[WORK INSTRUCTIONS]:
1. Answer these questions about the album On the Attack from the text:
(a) On what date was On the Attack and More released?
(b) What was the title of 20 Fingers' first single?
(c) Who provides vocals on "Lick It"?
2. Rewrite the stretch of the records from their start through the line containing "entry-title: Kotoul s", replacing "entry-page-number" with "page-number" and keeping everything else the same.

On the Attack is the debut studio album by American dance artist and rapper Gillette and produced by 20 Fingers. It was released in late 1994 as Gillette's solo album, then on April 18, 1995, particularly in Poland and Germany, as the debut album of 20 Fingers, credited as 20 Fingers feat. Gillette and retitled On the Attack and More.

Background
On August 31, 1994, 20 Fingers released their controversial first single "Short Dick Man" featuring vocalist and rapper Gillette on Zoo Entertainment/SOS Records. After the song's massive global success, particularly in France where it was a number one hit for three weeks, the producers of 20 Fingers decided to release a full Gillette solo album, called On the Attack, in Brazil, Canada, Scandinavia, Australia, Japan, Portugal, Chile, South Korea, the U.S. and other selected countries, while in Poland and Germany, they released it as a 20 Fingers debut studio album, still credited as "20 Fingers feat. Gillette", retitled On the Attack and More, with altered cover art, including the bonus track and second single "Lick It", which features vocals from Roula. 20 Fingers continued to release second and third singles "Mr. Personality" and "You're a Dog" under the "20 Fingers feat. Gillette" brand in Poland and Germany, while as Gillette solo releases everywhere else.

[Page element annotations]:

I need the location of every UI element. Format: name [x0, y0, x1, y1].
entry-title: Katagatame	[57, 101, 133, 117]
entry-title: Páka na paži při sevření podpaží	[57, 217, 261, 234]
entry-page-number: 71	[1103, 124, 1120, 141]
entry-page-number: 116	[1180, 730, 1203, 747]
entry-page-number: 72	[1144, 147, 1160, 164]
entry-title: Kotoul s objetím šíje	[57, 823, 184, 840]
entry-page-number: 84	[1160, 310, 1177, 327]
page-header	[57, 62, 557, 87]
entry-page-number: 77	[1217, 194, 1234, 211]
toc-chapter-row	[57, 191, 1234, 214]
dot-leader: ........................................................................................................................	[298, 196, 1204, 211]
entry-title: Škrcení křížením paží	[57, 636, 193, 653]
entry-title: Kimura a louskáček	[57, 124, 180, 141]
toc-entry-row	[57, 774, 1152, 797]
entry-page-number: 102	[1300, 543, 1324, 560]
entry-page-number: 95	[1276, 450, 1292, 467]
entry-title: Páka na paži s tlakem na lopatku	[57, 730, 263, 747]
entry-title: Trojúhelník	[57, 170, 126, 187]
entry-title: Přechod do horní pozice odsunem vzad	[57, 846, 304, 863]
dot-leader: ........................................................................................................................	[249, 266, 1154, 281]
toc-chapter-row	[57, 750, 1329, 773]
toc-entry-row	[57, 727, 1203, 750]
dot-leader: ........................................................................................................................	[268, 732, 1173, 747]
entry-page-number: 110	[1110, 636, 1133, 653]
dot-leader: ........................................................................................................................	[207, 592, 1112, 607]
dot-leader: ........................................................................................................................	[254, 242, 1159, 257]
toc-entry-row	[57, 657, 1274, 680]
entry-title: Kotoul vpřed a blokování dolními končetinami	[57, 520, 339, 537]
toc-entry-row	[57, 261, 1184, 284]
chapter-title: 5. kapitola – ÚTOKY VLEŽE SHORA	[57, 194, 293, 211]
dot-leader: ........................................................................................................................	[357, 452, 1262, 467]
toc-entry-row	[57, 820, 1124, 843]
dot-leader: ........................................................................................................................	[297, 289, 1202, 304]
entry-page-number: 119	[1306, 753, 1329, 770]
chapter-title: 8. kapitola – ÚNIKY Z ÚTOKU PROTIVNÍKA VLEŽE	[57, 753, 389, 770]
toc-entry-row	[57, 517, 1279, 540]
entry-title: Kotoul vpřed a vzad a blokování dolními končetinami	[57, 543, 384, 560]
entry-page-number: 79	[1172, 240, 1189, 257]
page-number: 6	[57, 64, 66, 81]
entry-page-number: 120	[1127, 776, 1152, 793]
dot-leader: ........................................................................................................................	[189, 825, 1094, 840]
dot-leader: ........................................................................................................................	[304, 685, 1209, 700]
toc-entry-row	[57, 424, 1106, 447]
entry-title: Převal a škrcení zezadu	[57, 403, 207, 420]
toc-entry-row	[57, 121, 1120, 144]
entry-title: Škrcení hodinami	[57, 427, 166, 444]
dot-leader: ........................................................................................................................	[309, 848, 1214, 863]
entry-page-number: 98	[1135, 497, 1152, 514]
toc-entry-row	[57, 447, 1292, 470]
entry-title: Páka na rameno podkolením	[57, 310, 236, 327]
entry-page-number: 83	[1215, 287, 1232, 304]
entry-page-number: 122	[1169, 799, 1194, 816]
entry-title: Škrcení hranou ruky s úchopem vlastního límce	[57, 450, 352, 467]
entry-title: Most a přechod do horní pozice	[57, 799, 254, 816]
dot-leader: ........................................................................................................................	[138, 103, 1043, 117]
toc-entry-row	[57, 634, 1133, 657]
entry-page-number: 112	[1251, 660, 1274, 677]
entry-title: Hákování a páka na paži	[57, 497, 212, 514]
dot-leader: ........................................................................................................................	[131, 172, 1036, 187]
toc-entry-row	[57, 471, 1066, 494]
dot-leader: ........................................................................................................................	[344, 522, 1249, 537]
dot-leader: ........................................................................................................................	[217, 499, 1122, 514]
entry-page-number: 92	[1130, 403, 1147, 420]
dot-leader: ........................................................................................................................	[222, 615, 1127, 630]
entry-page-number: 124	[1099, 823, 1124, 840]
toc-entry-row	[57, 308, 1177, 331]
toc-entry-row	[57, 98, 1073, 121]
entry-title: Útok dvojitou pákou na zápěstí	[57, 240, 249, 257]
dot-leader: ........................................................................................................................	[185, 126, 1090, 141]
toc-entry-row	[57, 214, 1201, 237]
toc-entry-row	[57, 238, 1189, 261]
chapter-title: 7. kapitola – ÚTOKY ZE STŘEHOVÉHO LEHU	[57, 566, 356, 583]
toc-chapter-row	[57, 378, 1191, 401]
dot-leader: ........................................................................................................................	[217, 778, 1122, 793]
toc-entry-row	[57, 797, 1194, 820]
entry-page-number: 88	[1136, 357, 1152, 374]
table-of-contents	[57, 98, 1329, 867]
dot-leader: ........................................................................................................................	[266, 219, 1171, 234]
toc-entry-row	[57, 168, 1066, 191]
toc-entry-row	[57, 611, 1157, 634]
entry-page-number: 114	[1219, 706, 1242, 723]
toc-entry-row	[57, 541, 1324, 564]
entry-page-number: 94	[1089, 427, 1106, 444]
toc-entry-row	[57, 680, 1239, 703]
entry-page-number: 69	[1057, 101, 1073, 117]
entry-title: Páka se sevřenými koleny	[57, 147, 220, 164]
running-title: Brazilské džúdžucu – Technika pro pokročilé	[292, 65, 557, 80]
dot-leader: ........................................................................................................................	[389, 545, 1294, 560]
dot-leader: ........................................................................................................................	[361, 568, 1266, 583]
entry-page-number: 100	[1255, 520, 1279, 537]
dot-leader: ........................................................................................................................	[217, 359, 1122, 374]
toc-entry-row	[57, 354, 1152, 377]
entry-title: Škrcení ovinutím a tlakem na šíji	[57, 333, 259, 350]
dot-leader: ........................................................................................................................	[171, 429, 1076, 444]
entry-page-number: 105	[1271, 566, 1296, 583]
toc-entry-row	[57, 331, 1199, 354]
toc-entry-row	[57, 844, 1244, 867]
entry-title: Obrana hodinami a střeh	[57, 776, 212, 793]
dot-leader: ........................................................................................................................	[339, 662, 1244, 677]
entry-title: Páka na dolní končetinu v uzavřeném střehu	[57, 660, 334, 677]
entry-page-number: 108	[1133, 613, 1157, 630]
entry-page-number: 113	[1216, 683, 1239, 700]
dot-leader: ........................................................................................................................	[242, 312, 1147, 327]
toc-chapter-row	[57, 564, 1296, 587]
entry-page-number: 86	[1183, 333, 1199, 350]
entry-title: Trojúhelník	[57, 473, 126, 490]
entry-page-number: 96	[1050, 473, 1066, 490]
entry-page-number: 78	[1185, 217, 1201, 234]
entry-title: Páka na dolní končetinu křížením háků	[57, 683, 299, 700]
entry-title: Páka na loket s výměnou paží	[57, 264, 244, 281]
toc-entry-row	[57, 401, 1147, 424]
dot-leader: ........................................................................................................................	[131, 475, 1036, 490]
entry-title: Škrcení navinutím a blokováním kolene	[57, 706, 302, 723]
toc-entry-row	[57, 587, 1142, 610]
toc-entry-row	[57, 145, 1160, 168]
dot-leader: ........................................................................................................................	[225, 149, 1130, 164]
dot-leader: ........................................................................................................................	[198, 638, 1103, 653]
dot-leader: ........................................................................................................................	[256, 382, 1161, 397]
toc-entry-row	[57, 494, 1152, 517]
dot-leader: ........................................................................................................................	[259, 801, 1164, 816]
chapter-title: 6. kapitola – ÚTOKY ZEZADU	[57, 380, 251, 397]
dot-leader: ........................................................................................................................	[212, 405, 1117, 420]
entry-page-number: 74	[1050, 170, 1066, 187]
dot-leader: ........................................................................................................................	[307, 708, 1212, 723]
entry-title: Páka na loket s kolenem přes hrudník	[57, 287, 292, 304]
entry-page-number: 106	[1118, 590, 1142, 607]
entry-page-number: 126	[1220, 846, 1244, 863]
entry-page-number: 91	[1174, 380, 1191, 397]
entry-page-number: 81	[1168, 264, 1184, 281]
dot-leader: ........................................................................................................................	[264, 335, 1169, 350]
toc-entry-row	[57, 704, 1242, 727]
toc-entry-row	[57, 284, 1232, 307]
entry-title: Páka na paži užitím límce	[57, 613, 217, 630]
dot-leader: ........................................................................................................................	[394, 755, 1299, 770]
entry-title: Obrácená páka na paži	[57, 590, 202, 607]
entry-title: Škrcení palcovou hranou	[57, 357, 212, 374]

[CORRECT ANSWERS]:
1.
(a) April 18, 1995
(b) "Short Dick Man"
(c) Roula

2.
I need the location of every UI element. Format: name [x0, y0, x1, y1].
entry-title: Katagatame	[57, 101, 133, 117]
entry-title: Páka na paži při sevření podpaží	[57, 217, 261, 234]
page-number: 71	[1103, 124, 1120, 141]
page-number: 116	[1180, 730, 1203, 747]
page-number: 72	[1144, 147, 1160, 164]
entry-title: Kotoul s objetím šíje	[57, 823, 184, 840]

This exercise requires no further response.